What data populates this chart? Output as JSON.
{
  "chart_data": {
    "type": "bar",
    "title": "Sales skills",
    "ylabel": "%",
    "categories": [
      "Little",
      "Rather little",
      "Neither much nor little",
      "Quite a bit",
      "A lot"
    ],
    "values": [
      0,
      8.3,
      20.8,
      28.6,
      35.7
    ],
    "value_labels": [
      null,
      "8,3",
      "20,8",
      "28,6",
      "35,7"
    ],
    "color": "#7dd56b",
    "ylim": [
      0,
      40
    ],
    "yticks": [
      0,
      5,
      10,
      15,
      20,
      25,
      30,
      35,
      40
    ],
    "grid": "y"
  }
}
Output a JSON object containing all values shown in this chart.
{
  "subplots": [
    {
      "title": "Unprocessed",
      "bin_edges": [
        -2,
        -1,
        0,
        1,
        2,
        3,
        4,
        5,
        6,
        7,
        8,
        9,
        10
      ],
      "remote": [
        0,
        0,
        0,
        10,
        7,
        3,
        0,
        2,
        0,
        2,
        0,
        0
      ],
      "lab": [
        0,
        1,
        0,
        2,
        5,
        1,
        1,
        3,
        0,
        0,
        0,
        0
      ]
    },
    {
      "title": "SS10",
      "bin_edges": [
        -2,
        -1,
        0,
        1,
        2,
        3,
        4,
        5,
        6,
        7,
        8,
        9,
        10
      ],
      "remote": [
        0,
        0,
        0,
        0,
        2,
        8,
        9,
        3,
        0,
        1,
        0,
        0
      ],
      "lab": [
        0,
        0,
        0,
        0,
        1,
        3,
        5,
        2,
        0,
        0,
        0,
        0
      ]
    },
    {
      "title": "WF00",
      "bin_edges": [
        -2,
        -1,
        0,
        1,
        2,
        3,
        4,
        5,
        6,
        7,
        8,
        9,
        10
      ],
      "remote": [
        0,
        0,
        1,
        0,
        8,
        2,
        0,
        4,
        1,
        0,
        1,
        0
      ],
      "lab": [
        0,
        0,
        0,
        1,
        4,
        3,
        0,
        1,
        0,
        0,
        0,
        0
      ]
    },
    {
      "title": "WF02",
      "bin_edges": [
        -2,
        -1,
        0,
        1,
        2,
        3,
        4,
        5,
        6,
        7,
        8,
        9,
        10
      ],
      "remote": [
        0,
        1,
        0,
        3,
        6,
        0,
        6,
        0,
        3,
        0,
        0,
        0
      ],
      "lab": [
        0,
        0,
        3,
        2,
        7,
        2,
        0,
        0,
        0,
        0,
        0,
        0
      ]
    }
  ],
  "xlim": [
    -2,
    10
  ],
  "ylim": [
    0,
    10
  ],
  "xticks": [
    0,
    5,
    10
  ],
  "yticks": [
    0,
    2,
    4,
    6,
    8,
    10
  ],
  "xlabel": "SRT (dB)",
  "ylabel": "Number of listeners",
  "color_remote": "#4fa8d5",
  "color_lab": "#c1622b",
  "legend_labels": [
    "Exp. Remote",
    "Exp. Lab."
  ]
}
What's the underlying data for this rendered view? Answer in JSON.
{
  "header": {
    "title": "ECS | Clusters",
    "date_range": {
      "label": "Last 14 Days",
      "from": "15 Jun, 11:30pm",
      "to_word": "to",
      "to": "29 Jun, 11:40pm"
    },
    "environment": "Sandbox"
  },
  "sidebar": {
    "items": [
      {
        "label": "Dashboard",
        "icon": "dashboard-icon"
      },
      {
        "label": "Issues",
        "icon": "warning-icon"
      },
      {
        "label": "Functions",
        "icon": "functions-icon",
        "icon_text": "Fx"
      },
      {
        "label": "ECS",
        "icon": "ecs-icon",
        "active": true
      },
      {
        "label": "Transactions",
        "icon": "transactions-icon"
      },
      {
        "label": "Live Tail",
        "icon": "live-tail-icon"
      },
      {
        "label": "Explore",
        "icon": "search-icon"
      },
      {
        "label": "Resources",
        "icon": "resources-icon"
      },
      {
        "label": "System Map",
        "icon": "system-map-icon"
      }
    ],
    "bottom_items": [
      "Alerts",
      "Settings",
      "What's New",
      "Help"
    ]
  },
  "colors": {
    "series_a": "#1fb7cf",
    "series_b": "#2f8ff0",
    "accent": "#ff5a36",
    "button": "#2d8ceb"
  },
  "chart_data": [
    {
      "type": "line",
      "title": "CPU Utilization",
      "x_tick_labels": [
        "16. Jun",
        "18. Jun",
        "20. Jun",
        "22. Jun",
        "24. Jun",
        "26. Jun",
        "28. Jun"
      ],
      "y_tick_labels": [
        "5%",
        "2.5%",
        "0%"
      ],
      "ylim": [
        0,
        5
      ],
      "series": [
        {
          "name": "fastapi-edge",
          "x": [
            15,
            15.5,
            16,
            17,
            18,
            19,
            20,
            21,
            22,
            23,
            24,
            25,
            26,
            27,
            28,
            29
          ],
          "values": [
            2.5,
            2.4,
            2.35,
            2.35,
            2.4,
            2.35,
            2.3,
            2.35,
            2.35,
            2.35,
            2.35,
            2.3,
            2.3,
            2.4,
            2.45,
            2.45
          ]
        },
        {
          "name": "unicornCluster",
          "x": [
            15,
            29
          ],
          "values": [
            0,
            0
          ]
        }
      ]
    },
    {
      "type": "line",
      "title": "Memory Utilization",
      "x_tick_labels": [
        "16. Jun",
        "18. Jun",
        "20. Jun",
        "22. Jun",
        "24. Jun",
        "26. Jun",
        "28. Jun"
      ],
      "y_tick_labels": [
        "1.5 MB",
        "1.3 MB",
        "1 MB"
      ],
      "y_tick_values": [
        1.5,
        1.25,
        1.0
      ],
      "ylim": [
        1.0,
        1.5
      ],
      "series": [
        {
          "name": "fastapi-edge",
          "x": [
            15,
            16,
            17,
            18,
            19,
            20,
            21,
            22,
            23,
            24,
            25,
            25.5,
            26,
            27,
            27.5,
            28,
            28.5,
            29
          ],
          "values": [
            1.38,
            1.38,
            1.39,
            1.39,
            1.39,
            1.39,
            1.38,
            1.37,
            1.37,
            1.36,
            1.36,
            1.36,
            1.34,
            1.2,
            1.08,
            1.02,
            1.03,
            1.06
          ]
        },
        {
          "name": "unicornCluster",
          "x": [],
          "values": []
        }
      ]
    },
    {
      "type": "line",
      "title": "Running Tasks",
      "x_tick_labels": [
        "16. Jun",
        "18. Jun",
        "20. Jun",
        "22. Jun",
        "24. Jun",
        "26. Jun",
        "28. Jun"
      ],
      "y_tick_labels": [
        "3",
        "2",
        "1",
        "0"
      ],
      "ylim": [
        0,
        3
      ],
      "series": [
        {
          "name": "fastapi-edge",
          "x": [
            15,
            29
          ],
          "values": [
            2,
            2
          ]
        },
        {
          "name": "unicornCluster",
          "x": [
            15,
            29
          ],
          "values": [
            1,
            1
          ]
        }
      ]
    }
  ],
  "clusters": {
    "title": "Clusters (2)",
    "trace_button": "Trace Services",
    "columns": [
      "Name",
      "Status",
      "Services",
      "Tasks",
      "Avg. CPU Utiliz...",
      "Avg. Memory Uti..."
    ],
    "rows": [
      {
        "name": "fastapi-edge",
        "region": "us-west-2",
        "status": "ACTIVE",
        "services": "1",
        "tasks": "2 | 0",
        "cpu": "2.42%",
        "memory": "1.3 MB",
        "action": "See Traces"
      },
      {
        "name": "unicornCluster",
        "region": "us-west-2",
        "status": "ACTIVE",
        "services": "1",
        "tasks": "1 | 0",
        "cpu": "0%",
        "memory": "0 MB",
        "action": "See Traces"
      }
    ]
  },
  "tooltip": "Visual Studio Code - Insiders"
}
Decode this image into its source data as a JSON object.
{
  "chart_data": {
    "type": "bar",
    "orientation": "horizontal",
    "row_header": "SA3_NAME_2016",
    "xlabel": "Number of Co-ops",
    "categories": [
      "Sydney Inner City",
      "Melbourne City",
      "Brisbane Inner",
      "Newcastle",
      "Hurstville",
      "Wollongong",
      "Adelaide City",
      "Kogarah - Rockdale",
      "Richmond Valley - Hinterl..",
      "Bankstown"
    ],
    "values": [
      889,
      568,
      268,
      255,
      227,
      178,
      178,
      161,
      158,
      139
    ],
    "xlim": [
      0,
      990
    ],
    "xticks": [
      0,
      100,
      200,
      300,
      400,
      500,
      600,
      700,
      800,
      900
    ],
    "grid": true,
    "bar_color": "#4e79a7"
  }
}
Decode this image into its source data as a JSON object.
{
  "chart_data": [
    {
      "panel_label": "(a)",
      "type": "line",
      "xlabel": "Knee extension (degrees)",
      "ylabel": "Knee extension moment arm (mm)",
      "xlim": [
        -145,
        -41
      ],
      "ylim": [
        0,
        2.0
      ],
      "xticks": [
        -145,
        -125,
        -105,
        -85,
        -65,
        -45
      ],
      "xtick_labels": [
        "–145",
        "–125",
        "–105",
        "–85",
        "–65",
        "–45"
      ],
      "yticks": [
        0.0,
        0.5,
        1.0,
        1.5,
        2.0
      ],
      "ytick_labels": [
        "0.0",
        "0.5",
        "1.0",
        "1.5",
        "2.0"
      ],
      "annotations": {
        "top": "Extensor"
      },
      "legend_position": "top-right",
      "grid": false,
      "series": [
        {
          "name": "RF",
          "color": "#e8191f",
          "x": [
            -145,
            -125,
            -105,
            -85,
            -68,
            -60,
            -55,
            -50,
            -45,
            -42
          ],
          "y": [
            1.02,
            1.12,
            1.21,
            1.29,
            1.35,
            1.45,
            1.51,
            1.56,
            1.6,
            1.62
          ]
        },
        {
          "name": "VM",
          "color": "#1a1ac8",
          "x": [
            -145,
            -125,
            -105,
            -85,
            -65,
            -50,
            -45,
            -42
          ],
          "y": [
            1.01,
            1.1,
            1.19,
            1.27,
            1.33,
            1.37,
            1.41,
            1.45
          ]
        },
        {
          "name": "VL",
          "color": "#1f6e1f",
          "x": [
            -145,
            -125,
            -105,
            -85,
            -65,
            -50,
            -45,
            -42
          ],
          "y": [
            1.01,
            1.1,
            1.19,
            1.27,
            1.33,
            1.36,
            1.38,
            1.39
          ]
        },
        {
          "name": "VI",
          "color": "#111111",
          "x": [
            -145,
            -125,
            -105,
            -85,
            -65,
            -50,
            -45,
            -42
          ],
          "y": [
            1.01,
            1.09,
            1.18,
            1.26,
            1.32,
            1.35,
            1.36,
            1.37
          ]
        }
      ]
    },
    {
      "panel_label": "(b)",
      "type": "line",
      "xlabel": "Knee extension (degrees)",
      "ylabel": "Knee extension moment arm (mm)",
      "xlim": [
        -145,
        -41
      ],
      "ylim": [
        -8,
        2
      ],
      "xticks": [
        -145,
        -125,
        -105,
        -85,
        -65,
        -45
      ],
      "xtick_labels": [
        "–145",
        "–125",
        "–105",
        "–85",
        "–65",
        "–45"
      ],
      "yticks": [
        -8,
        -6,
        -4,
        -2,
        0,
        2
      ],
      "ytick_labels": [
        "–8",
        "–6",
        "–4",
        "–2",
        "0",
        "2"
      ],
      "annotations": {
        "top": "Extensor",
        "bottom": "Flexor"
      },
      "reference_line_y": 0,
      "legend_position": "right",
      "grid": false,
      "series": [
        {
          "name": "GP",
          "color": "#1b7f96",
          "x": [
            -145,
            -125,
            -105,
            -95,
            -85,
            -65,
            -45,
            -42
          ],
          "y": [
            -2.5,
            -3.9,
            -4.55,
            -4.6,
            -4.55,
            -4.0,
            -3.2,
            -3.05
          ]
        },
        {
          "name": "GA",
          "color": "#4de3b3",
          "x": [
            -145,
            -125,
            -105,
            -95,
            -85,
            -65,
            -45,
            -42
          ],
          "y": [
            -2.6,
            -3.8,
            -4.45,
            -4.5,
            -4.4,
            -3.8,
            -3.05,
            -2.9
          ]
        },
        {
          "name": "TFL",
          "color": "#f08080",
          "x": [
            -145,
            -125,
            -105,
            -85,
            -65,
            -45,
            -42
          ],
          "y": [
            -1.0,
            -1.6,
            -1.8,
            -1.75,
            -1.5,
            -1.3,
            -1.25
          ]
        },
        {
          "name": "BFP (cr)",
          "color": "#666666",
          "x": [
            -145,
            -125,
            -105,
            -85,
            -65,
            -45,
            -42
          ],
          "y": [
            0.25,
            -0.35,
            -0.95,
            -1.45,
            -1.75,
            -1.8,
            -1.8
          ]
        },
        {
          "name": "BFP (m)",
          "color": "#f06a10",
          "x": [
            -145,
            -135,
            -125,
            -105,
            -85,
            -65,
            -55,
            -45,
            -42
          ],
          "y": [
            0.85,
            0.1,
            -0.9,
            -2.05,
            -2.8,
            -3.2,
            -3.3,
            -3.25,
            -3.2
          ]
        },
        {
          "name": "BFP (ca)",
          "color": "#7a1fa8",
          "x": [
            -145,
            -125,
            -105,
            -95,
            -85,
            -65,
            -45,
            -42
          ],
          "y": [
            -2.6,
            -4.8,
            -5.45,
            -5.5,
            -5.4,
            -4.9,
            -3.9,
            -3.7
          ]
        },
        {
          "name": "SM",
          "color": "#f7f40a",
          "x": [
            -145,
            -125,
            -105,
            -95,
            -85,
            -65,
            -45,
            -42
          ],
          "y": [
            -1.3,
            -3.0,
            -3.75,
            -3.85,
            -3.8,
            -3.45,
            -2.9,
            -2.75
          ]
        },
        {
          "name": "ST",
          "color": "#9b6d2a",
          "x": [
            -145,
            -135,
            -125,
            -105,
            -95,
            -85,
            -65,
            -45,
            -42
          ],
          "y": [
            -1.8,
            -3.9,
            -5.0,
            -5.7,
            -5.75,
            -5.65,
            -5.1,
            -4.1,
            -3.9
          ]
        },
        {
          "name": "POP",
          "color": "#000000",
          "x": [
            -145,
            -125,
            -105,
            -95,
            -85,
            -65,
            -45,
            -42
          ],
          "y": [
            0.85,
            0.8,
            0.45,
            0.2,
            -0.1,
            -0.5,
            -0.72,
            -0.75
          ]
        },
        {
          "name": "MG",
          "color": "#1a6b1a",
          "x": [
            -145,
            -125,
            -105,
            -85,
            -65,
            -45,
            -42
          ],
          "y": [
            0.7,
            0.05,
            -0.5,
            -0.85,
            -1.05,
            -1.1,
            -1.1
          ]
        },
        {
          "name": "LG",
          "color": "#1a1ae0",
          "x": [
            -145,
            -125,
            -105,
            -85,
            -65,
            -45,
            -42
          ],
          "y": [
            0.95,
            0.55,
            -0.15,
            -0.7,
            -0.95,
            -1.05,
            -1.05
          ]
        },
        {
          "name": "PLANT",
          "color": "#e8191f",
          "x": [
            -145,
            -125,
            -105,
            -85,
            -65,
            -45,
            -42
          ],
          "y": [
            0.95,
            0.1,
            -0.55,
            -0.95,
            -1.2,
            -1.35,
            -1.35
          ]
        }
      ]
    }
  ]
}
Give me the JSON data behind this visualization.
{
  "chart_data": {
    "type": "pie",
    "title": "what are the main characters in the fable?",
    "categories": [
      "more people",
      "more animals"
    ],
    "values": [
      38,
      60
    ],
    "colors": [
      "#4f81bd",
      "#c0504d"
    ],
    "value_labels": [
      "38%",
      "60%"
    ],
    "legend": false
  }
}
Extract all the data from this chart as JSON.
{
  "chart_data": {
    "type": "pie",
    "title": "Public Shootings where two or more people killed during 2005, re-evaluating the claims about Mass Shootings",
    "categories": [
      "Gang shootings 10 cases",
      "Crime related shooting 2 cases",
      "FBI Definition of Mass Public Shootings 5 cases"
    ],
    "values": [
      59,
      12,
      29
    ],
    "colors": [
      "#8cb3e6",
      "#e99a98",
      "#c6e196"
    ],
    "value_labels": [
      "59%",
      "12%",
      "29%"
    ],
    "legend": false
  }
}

AIM
Collect each line containing the string "Number".

RIGHT ANSWER
  "ylabel": "Number of listeners",
    "xlabel": "Number of Co-ops",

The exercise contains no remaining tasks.